**DIRECTIONS FOR THIS TASK:**
For the entries that follow, state how many lines include the word "xlabel", giving the number and nothing else.

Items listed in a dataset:
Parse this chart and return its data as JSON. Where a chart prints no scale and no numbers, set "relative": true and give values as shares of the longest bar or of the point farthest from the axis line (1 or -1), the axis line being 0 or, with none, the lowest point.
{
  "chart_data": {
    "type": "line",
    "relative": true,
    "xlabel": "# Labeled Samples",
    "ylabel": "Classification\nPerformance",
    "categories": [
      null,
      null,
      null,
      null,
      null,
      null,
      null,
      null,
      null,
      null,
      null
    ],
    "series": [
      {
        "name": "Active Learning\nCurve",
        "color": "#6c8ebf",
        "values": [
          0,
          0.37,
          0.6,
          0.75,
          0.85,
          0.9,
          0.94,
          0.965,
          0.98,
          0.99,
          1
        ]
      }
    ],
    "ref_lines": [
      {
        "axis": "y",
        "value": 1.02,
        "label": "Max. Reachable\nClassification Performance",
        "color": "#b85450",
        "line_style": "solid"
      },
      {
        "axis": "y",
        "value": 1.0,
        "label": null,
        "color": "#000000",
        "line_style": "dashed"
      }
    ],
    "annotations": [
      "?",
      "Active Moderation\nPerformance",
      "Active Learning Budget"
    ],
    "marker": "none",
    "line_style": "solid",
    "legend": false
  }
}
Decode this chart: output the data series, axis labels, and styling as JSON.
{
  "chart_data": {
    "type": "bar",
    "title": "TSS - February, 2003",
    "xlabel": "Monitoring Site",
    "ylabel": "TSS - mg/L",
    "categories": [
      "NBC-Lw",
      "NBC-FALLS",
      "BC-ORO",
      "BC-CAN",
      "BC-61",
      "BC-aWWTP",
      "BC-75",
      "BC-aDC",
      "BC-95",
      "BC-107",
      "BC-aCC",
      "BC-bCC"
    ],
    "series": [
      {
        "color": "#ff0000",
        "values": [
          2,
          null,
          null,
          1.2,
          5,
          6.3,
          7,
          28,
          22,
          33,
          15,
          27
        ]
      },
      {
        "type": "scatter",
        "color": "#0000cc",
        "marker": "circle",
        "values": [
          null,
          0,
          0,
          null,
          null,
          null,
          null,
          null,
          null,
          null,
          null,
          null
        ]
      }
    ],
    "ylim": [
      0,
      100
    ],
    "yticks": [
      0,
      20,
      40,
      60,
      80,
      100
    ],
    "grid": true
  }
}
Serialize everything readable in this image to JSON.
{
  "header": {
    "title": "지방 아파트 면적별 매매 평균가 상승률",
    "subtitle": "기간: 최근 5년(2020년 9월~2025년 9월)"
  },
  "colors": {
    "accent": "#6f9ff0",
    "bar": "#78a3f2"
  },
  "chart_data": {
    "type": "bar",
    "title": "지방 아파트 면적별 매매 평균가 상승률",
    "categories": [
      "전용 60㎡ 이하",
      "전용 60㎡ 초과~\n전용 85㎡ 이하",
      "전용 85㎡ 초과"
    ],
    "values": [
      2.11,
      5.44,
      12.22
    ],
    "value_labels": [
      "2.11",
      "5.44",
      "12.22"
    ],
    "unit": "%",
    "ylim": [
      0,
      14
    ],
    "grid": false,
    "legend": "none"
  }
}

**ANSWER FOR THE TASK:**
2